> **Short problem**
Reproduce the records verbatim, starting at their first line and ending with the line containing "point <box>686 173 696 187</box>", with both of those lines included.

> **Records supplied**
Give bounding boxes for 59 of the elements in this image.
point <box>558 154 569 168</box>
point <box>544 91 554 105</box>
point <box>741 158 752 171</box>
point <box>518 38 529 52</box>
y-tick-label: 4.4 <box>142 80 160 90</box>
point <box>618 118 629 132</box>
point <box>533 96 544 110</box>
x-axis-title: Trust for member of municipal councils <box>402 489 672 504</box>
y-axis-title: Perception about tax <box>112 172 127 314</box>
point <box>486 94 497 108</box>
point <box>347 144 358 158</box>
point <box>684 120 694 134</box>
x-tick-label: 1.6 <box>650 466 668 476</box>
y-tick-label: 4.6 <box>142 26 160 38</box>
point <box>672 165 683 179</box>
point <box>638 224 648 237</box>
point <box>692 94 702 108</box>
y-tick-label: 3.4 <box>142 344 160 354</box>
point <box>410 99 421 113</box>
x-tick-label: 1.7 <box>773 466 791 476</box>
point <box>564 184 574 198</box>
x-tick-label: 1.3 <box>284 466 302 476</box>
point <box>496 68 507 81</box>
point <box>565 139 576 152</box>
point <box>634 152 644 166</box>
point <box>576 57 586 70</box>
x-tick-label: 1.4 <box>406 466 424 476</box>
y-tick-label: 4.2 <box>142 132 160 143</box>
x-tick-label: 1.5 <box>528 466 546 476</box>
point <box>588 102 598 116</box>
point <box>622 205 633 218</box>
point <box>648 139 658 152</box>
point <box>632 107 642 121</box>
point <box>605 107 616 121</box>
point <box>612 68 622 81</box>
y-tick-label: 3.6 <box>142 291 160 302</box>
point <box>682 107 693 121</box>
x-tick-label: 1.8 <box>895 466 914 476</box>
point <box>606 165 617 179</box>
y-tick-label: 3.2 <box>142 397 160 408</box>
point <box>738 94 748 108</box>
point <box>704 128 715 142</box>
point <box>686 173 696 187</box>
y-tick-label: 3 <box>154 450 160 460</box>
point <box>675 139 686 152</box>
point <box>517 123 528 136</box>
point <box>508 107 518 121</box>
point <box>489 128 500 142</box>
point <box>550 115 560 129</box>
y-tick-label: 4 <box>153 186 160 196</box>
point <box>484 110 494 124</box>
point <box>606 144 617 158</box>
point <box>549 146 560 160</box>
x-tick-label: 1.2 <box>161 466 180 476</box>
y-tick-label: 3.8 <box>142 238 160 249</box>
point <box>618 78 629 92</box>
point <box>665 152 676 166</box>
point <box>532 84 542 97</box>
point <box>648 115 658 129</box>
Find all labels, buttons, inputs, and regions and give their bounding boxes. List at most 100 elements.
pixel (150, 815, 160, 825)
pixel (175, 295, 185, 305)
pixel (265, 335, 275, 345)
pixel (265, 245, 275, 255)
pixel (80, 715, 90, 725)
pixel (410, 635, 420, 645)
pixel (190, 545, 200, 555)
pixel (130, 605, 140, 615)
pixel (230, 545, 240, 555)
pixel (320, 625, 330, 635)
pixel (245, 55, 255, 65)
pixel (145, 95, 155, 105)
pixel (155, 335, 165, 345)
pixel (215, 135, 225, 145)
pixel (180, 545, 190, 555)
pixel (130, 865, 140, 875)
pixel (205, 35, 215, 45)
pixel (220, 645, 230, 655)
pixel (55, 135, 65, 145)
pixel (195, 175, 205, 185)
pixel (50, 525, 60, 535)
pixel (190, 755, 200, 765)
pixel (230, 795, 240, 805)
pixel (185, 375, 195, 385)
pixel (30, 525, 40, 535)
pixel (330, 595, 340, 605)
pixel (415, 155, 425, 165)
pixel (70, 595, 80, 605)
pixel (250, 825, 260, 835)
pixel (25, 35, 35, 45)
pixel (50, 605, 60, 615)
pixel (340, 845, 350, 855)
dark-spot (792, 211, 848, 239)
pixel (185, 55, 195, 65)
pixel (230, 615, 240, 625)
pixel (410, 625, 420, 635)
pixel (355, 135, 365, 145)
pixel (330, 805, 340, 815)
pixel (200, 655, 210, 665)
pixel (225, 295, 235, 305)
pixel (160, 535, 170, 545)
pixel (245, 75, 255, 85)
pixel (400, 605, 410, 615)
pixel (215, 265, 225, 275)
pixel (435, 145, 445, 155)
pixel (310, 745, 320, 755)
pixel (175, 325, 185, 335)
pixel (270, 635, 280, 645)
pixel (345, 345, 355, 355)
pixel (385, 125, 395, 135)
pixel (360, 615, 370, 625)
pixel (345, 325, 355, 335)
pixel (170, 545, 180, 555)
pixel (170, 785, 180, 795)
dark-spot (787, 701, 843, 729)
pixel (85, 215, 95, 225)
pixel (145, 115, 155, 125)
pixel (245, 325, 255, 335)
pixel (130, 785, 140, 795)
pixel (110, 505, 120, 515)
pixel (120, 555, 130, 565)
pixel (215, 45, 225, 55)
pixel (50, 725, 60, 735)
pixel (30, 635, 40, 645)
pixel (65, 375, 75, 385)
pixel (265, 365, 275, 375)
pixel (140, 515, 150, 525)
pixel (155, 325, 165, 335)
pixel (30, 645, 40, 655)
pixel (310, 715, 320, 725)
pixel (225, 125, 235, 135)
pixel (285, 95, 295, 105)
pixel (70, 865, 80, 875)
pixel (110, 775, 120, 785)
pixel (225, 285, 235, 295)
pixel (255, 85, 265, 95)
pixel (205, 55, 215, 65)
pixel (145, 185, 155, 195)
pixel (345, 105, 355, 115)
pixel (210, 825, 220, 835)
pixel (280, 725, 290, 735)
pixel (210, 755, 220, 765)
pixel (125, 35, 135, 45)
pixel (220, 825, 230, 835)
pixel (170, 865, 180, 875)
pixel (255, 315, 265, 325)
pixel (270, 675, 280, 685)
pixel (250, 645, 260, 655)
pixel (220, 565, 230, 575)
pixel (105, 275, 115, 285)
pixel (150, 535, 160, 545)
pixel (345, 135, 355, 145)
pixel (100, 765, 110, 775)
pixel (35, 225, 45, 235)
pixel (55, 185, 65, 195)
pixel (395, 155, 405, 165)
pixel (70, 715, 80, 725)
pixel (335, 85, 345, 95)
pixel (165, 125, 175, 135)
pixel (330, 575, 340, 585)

> **Answer to this problem**
Give bounding boxes for 59 of the elements in this image.
point <box>558 154 569 168</box>
point <box>544 91 554 105</box>
point <box>741 158 752 171</box>
point <box>518 38 529 52</box>
y-tick-label: 4.4 <box>142 80 160 90</box>
point <box>618 118 629 132</box>
point <box>533 96 544 110</box>
x-axis-title: Trust for member of municipal councils <box>402 489 672 504</box>
y-axis-title: Perception about tax <box>112 172 127 314</box>
point <box>486 94 497 108</box>
point <box>347 144 358 158</box>
point <box>684 120 694 134</box>
x-tick-label: 1.6 <box>650 466 668 476</box>
y-tick-label: 4.6 <box>142 26 160 38</box>
point <box>672 165 683 179</box>
point <box>638 224 648 237</box>
point <box>692 94 702 108</box>
y-tick-label: 3.4 <box>142 344 160 354</box>
point <box>410 99 421 113</box>
x-tick-label: 1.7 <box>773 466 791 476</box>
point <box>564 184 574 198</box>
x-tick-label: 1.3 <box>284 466 302 476</box>
point <box>496 68 507 81</box>
point <box>565 139 576 152</box>
point <box>634 152 644 166</box>
point <box>576 57 586 70</box>
x-tick-label: 1.4 <box>406 466 424 476</box>
y-tick-label: 4.2 <box>142 132 160 143</box>
x-tick-label: 1.5 <box>528 466 546 476</box>
point <box>588 102 598 116</box>
point <box>622 205 633 218</box>
point <box>648 139 658 152</box>
point <box>632 107 642 121</box>
point <box>605 107 616 121</box>
point <box>612 68 622 81</box>
y-tick-label: 3.6 <box>142 291 160 302</box>
point <box>682 107 693 121</box>
x-tick-label: 1.8 <box>895 466 914 476</box>
point <box>606 165 617 179</box>
y-tick-label: 3.2 <box>142 397 160 408</box>
point <box>738 94 748 108</box>
point <box>704 128 715 142</box>
point <box>686 173 696 187</box>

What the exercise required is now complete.